- _Given problem_:
Read the lines below. Copy out any that hold the string "liberal".

** start of Input records **

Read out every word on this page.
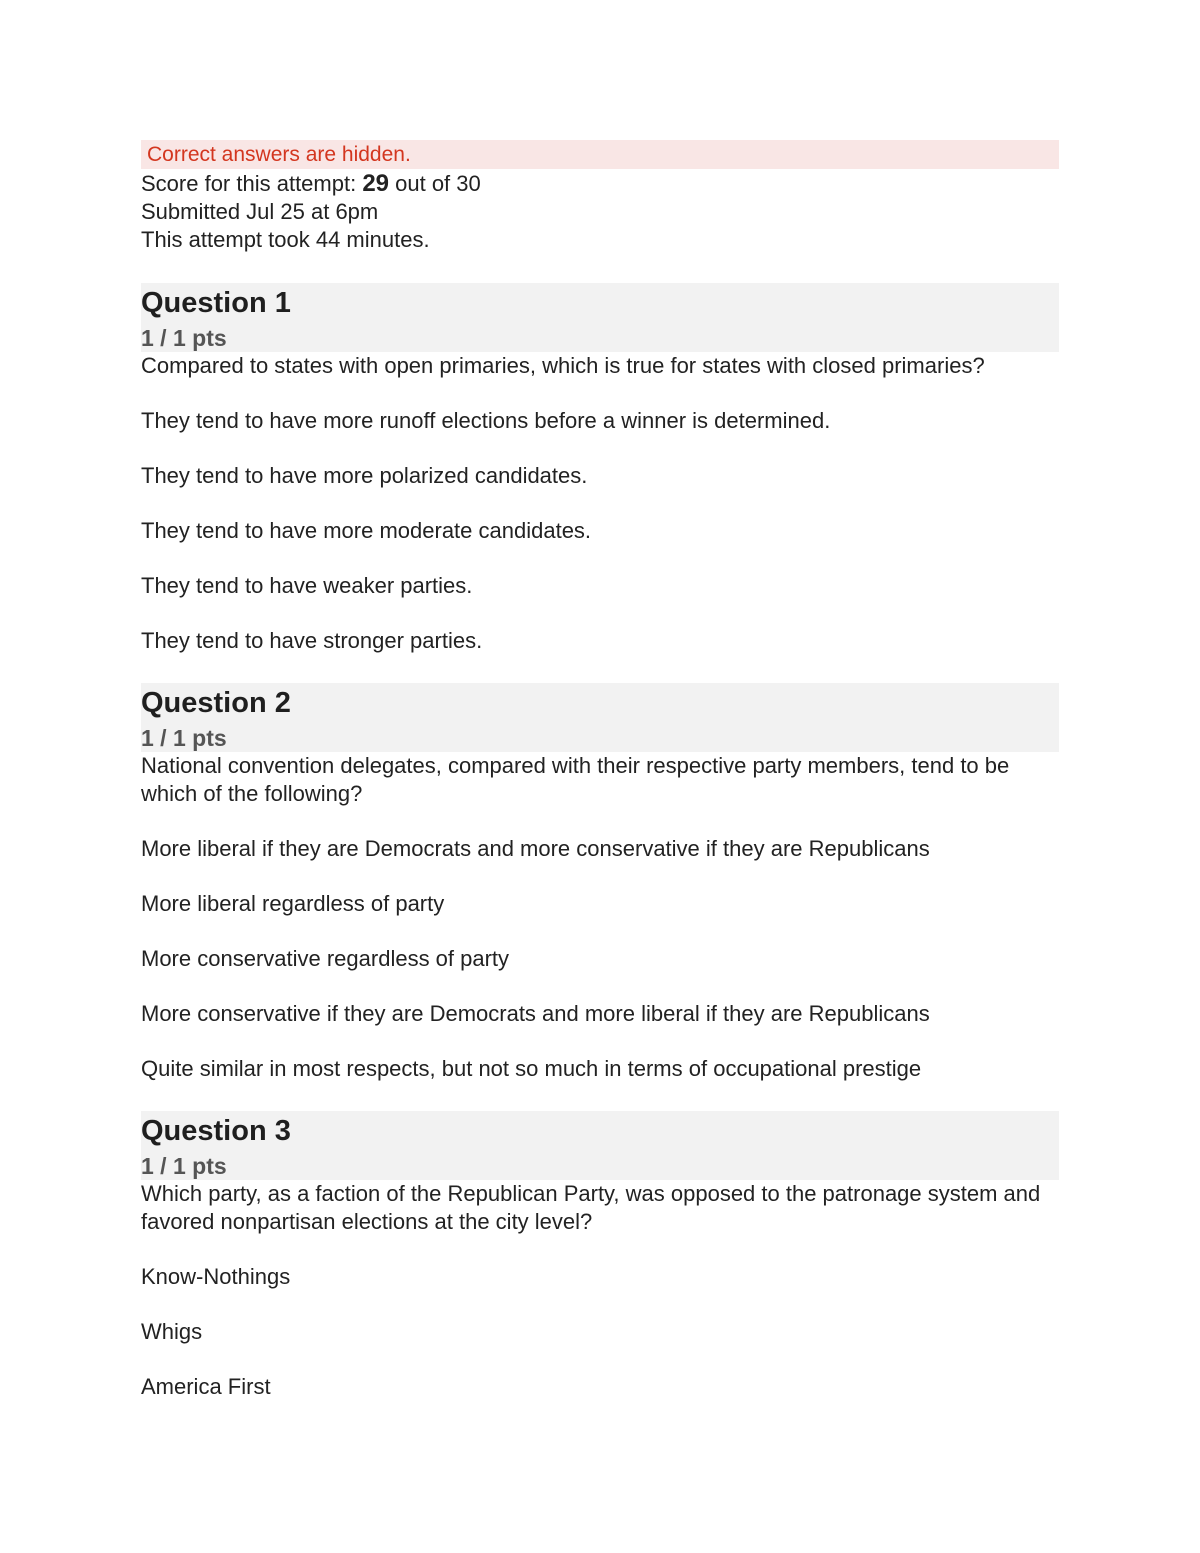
Correct answers are hidden.
Score for this attempt: 29 out of 30
Submitted Jul 25 at 6pm
This attempt took 44 minutes.
Question 1
1 / 1 pts

Compared to states with open primaries, which is true for states with closed primaries?

They tend to have more runoff elections before a winner is determined.
They tend to have more polarized candidates.
They tend to have more moderate candidates.
They tend to have weaker parties.
They tend to have stronger parties.
Question 2
1 / 1 pts

National convention delegates, compared with their respective party members, tend to be which of the following?

More liberal if they are Democrats and more conservative if they are Republicans
More liberal regardless of party
More conservative regardless of party
More conservative if they are Democrats and more liberal if they are Republicans
Quite similar in most respects, but not so much in terms of occupational prestige
Question 3
1 / 1 pts

Which party, as a faction of the Republican Party, was opposed to the patronage system and favored nonpartisan elections at the city level?

Know-Nothings
Whigs
America First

** end of Input records **

- _Task output_:
More liberal if they are Democrats and more conservative if they are Republicans
More liberal regardless of party
More conservative if they are Democrats and more liberal if they are Republicans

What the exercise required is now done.